▶ **EXCERPTED DATA**
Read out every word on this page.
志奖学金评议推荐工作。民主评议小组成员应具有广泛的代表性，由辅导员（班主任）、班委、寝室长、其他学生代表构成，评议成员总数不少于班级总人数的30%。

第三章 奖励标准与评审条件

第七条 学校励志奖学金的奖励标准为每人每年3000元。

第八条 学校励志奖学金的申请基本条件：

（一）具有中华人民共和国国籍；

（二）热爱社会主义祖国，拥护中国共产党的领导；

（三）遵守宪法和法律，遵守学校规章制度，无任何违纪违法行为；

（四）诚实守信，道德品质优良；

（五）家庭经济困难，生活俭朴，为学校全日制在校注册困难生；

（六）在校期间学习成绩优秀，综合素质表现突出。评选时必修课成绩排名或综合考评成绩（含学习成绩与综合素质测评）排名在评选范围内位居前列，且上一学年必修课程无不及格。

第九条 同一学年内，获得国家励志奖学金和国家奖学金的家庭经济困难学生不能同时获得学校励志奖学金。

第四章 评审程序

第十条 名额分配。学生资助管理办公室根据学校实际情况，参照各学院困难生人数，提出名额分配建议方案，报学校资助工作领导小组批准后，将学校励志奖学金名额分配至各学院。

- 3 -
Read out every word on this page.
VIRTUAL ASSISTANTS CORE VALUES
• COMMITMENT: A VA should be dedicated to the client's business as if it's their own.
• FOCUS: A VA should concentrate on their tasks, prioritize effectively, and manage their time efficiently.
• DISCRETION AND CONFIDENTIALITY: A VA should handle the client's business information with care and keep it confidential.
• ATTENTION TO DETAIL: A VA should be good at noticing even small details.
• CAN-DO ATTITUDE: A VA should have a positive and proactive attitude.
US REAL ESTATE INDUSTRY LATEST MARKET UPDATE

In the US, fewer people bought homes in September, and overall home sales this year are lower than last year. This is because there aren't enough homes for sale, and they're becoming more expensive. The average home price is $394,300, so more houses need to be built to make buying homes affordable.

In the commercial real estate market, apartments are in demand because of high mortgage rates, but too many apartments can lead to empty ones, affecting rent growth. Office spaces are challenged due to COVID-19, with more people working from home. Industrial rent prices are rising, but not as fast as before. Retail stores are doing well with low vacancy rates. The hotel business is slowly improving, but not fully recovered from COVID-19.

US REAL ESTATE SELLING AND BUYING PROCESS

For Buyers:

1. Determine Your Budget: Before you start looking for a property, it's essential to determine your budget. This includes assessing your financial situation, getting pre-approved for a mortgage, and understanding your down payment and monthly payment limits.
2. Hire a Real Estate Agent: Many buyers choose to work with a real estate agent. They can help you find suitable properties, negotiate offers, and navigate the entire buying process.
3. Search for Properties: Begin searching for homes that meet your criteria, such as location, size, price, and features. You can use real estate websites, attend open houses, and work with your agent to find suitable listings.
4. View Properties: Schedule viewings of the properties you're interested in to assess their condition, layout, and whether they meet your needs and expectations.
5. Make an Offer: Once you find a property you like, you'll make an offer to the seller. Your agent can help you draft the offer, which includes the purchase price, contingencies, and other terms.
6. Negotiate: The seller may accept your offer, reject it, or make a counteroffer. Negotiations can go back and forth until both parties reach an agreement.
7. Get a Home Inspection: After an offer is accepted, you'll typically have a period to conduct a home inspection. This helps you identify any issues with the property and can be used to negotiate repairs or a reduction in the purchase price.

▶ **AIM OF THE TASK**
Take the lines above and print them exactly.

▶ **THE OUTPUT**
Read out every word on this page.
志奖学金评议推荐工作。民主评议小组成员应具有广泛的代表性，由辅导员（班主任）、班委、寝室长、其他学生代表构成，评议成员总数不少于班级总人数的30%。

第三章 奖励标准与评审条件

第七条 学校励志奖学金的奖励标准为每人每年3000元。

第八条 学校励志奖学金的申请基本条件：

（一）具有中华人民共和国国籍；

（二）热爱社会主义祖国，拥护中国共产党的领导；

（三）遵守宪法和法律，遵守学校规章制度，无任何违纪违法行为；

（四）诚实守信，道德品质优良；

（五）家庭经济困难，生活俭朴，为学校全日制在校注册困难生；

（六）在校期间学习成绩优秀，综合素质表现突出。评选时必修课成绩排名或综合考评成绩（含学习成绩与综合素质测评）排名在评选范围内位居前列，且上一学年必修课程无不及格。

第九条 同一学年内，获得国家励志奖学金和国家奖学金的家庭经济困难学生不能同时获得学校励志奖学金。

第四章 评审程序

第十条 名额分配。学生资助管理办公室根据学校实际情况，参照各学院困难生人数，提出名额分配建议方案，报学校资助工作领导小组批准后，将学校励志奖学金名额分配至各学院。

- 3 -
Read out every word on this page.
VIRTUAL ASSISTANTS CORE VALUES
• COMMITMENT: A VA should be dedicated to the client's business as if it's their own.
• FOCUS: A VA should concentrate on their tasks, prioritize effectively, and manage their time efficiently.
• DISCRETION AND CONFIDENTIALITY: A VA should handle the client's business information with care and keep it confidential.
• ATTENTION TO DETAIL: A VA should be good at noticing even small details.
• CAN-DO ATTITUDE: A VA should have a positive and proactive attitude.
US REAL ESTATE INDUSTRY LATEST MARKET UPDATE

In the US, fewer people bought homes in September, and overall home sales this year are lower than last year. This is because there aren't enough homes for sale, and they're becoming more expensive. The average home price is $394,300, so more houses need to be built to make buying homes affordable.

In the commercial real estate market, apartments are in demand because of high mortgage rates, but too many apartments can lead to empty ones, affecting rent growth. Office spaces are challenged due to COVID-19, with more people working from home. Industrial rent prices are rising, but not as fast as before. Retail stores are doing well with low vacancy rates. The hotel business is slowly improving, but not fully recovered from COVID-19.

US REAL ESTATE SELLING AND BUYING PROCESS

For Buyers:

1. Determine Your Budget: Before you start looking for a property, it's essential to determine your budget. This includes assessing your financial situation, getting pre-approved for a mortgage, and understanding your down payment and monthly payment limits.
2. Hire a Real Estate Agent: Many buyers choose to work with a real estate agent. They can help you find suitable properties, negotiate offers, and navigate the entire buying process.
3. Search for Properties: Begin searching for homes that meet your criteria, such as location, size, price, and features. You can use real estate websites, attend open houses, and work with your agent to find suitable listings.
4. View Properties: Schedule viewings of the properties you're interested in to assess their condition, layout, and whether they meet your needs and expectations.
5. Make an Offer: Once you find a property you like, you'll make an offer to the seller. Your agent can help you draft the offer, which includes the purchase price, contingencies, and other terms.
6. Negotiate: The seller may accept your offer, reject it, or make a counteroffer. Negotiations can go back and forth until both parties reach an agreement.
7. Get a Home Inspection: After an offer is accepted, you'll typically have a period to conduct a home inspection. This helps you identify any issues with the property and can be used to negotiate repairs or a reduction in the purchase price.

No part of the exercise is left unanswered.